-- Data for this task start --

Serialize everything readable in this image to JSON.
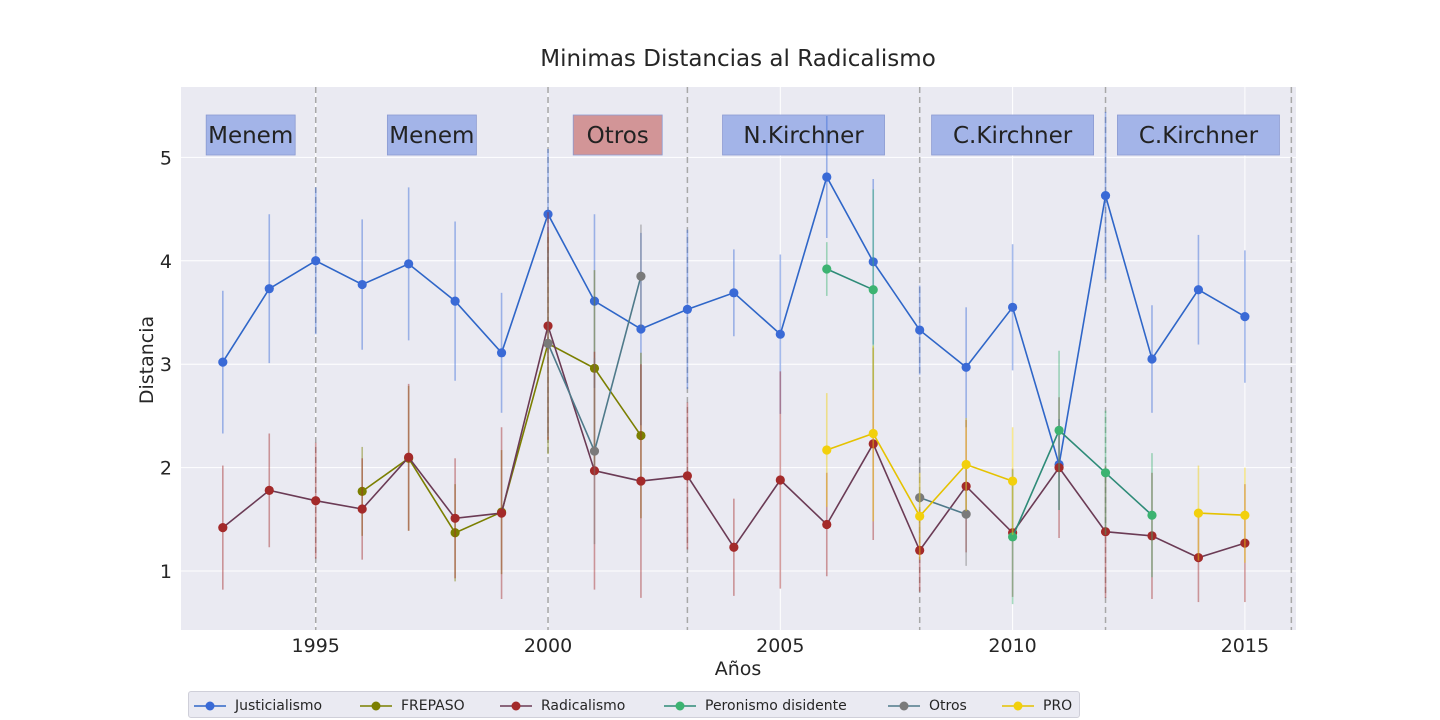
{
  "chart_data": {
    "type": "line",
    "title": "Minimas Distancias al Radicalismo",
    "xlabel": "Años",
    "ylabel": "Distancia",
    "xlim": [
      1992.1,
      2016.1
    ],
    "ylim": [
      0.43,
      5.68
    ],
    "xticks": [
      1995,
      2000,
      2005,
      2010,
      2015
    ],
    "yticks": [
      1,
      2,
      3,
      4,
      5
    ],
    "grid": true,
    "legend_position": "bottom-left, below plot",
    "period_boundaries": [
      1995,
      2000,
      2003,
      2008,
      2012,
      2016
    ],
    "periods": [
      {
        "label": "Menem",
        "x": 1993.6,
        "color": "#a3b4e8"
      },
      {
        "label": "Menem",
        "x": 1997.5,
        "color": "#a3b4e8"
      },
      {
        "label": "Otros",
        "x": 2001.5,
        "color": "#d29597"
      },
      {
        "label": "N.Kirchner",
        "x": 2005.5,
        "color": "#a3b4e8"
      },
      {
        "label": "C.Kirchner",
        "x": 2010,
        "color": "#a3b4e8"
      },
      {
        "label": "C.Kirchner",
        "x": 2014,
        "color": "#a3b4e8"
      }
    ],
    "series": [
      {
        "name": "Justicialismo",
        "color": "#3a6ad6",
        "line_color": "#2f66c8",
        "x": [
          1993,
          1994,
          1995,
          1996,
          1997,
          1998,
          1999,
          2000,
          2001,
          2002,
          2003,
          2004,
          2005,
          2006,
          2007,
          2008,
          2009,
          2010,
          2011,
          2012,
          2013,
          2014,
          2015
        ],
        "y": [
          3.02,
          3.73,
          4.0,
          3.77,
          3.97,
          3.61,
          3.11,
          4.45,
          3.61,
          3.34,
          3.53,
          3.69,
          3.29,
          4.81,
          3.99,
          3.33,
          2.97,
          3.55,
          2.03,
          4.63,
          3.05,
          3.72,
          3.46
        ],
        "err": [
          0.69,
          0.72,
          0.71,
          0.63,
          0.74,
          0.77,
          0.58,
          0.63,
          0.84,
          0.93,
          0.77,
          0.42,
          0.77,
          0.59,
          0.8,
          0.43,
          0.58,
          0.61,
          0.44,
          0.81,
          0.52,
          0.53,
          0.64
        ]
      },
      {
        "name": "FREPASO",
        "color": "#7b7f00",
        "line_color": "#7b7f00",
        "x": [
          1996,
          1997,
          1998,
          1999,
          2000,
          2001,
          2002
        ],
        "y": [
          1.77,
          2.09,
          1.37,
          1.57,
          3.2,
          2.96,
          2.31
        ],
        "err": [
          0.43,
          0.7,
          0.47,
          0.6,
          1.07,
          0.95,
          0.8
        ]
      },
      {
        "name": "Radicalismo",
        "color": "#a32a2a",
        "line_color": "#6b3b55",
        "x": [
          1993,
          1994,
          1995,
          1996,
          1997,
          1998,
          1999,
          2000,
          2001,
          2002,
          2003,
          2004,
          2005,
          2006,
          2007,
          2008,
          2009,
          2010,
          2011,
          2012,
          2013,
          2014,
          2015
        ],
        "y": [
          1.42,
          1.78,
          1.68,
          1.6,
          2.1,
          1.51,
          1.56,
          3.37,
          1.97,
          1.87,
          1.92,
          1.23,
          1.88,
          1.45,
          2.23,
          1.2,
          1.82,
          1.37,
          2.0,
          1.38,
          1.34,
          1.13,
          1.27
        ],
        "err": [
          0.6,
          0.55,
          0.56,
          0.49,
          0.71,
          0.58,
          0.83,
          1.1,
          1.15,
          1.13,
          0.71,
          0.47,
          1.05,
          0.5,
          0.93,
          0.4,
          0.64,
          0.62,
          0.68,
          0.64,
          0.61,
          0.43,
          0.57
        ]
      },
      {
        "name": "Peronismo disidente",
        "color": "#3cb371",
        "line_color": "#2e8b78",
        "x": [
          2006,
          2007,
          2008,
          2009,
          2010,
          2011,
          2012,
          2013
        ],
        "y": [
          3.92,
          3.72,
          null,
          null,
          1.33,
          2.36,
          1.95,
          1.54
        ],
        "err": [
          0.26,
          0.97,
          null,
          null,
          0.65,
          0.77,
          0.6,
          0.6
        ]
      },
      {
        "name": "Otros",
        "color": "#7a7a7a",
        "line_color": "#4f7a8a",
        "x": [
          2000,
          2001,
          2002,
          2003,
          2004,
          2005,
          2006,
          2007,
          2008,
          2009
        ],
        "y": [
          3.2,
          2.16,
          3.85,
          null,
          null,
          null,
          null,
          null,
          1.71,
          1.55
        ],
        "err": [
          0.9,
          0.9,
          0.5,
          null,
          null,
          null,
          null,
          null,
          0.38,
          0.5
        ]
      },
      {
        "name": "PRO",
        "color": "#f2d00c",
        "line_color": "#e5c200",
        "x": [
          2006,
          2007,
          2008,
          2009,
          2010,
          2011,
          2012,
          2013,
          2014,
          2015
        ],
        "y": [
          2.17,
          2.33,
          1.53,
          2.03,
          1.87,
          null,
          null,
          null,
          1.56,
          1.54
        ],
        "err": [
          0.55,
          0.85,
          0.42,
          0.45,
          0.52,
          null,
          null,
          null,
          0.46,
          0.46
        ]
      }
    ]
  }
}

-- Data for this task end --

:: What is asked ::
Extract every line above containing the word "Radicalismo".

:: Solution to the exercise ::
    "title": "Minimas Distancias al Radicalismo",
        "name": "Radicalismo",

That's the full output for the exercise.